» **What is asked**
Lay out the listing as a Markdown table with the columns "Row" and "Entry". Start with its first line and continue through the line containing "nav-item[interactable]: ▭ HP_RECOVERY (D:) [415, 472, 605, 493]", numbering each row and leaving out blank lines.

» **Provided entries**

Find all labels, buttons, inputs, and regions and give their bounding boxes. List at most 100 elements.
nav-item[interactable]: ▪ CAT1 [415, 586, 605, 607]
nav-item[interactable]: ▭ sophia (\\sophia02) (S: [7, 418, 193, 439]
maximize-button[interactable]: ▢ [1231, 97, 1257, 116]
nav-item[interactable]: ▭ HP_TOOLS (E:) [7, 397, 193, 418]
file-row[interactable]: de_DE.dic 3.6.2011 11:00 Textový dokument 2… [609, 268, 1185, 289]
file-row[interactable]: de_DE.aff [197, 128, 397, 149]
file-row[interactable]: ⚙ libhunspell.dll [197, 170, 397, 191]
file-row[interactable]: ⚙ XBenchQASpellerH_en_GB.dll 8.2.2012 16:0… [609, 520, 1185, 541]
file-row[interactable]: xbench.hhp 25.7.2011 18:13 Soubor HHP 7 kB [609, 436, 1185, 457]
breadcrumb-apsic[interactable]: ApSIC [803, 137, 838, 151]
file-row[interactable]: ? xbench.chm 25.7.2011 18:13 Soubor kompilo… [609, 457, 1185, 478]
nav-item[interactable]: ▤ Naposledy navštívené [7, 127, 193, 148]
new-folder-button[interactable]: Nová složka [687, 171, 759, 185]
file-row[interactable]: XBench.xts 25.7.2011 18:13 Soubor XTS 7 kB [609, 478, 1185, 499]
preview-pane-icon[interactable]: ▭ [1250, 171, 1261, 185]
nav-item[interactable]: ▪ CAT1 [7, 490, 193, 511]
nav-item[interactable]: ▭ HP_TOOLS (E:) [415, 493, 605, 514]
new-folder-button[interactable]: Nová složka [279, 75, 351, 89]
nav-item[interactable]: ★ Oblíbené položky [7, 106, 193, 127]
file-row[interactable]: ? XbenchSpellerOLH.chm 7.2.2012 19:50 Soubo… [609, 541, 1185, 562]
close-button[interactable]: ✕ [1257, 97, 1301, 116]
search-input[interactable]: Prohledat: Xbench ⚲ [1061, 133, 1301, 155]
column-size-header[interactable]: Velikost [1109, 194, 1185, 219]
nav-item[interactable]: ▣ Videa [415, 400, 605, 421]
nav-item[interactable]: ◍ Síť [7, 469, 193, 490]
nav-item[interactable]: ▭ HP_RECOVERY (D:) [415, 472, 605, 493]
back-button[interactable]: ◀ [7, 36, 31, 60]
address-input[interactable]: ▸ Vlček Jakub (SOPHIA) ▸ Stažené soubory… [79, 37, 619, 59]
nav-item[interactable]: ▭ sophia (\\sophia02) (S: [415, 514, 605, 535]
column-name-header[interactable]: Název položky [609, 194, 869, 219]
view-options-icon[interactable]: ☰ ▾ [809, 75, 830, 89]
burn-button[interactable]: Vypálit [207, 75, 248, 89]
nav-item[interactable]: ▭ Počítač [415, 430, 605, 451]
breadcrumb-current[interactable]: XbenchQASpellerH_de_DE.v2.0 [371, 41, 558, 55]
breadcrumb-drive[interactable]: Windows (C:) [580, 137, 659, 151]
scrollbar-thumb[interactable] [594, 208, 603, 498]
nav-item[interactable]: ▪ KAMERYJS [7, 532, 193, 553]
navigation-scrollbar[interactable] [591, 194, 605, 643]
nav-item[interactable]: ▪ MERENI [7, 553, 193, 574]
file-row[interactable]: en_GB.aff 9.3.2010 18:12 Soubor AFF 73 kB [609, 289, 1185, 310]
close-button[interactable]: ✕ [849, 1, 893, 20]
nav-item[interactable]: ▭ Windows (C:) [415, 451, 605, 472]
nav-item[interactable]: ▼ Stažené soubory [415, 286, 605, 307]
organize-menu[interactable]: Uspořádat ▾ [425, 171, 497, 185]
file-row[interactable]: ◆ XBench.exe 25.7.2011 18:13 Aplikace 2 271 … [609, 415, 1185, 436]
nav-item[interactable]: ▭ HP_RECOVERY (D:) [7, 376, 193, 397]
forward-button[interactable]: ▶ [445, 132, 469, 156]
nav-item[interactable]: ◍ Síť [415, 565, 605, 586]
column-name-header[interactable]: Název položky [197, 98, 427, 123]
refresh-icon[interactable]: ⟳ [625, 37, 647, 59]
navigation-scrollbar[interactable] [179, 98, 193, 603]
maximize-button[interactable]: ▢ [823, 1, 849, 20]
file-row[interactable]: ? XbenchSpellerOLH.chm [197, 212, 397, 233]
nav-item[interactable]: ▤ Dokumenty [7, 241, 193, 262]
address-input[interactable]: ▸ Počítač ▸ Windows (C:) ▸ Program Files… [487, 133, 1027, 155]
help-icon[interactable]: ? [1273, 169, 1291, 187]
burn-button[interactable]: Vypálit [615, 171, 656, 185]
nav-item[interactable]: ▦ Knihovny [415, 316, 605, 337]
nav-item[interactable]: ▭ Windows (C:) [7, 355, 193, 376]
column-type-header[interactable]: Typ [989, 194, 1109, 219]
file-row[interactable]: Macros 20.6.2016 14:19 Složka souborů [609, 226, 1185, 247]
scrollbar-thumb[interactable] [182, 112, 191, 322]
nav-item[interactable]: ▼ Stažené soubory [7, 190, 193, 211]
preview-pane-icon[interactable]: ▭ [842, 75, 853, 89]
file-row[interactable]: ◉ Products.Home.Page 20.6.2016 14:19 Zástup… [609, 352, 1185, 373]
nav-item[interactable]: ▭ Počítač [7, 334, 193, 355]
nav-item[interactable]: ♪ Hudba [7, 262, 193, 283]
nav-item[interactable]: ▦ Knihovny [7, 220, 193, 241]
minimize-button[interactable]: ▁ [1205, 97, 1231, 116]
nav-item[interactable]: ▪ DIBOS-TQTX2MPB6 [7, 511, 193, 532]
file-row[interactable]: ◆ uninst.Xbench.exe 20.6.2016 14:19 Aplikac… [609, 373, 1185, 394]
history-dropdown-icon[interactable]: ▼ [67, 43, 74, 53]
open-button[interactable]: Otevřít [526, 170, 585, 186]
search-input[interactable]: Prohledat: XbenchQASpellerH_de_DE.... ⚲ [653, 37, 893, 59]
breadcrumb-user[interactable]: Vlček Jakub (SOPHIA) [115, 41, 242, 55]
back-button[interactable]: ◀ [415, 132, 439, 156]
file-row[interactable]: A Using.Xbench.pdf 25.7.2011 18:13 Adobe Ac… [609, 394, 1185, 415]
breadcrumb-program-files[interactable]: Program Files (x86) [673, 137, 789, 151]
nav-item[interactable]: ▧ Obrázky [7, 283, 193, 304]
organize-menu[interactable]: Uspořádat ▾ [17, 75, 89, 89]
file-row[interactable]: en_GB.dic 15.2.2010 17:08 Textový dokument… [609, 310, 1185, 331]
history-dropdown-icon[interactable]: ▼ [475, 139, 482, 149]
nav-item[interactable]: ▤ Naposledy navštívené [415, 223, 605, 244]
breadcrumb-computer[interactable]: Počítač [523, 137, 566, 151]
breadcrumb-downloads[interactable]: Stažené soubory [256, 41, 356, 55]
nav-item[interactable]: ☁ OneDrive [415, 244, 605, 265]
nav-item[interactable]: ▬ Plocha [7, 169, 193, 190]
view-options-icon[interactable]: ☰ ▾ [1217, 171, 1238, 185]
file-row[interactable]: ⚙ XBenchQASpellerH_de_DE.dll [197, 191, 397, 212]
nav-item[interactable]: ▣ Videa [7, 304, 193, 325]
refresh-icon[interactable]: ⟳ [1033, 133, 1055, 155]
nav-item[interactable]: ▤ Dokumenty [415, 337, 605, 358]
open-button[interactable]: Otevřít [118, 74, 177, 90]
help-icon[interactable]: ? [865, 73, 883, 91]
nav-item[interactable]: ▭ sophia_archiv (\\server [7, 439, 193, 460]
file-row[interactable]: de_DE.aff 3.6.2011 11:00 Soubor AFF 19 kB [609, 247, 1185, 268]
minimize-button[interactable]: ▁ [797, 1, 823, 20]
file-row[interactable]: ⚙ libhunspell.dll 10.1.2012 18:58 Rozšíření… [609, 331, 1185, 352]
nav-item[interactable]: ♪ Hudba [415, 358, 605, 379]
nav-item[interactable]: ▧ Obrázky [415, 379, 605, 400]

» **Exercise output**
| Row | Entry |
|---|---|
| 1 | Find all labels, buttons, inputs, and regions and give their bounding boxes. List at most 100 elements. |
| 2 | nav-item[interactable]: ▪ CAT1 [415, 586, 605, 607] |
| 3 | nav-item[interactable]: ▭ sophia (\\sophia02) (S: [7, 418, 193, 439] |
| 4 | maximize-button[interactable]: ▢ [1231, 97, 1257, 116] |
| 5 | nav-item[interactable]: ▭ HP_TOOLS (E:) [7, 397, 193, 418] |
| 6 | file-row[interactable]: de_DE.dic 3.6.2011 11:00 Textový dokument 2… [609, 268, 1185, 289] |
| 7 | file-row[interactable]: de_DE.aff [197, 128, 397, 149] |
| 8 | file-row[interactable]: ⚙ libhunspell.dll [197, 170, 397, 191] |
| 9 | file-row[interactable]: ⚙ XBenchQASpellerH_en_GB.dll 8.2.2012 16:0… [609, 520, 1185, 541] |
| 10 | file-row[interactable]: xbench.hhp 25.7.2011 18:13 Soubor HHP 7 kB [609, 436, 1185, 457] |
| 11 | breadcrumb-apsic[interactable]: ApSIC [803, 137, 838, 151] |
| 12 | file-row[interactable]: ? xbench.chm 25.7.2011 18:13 Soubor kompilo… [609, 457, 1185, 478] |
| 13 | nav-item[interactable]: ▤ Naposledy navštívené [7, 127, 193, 148] |
| 14 | new-folder-button[interactable]: Nová složka [687, 171, 759, 185] |
| 15 | file-row[interactable]: XBench.xts 25.7.2011 18:13 Soubor XTS 7 kB [609, 478, 1185, 499] |
| 16 | preview-pane-icon[interactable]: ▭ [1250, 171, 1261, 185] |
| 17 | nav-item[interactable]: ▪ CAT1 [7, 490, 193, 511] |
| 18 | nav-item[interactable]: ▭ HP_TOOLS (E:) [415, 493, 605, 514] |
| 19 | new-folder-button[interactable]: Nová složka [279, 75, 351, 89] |
| 20 | nav-item[interactable]: ★ Oblíbené položky [7, 106, 193, 127] |
| 21 | file-row[interactable]: ? XbenchSpellerOLH.chm 7.2.2012 19:50 Soubo… [609, 541, 1185, 562] |
| 22 | close-button[interactable]: ✕ [1257, 97, 1301, 116] |
| 23 | search-input[interactable]: Prohledat: Xbench ⚲ [1061, 133, 1301, 155] |
| 24 | column-size-header[interactable]: Velikost [1109, 194, 1185, 219] |
| 25 | nav-item[interactable]: ▣ Videa [415, 400, 605, 421] |
| 26 | nav-item[interactable]: ◍ Síť [7, 469, 193, 490] |
| 27 | nav-item[interactable]: ▭ HP_RECOVERY (D:) [415, 472, 605, 493] |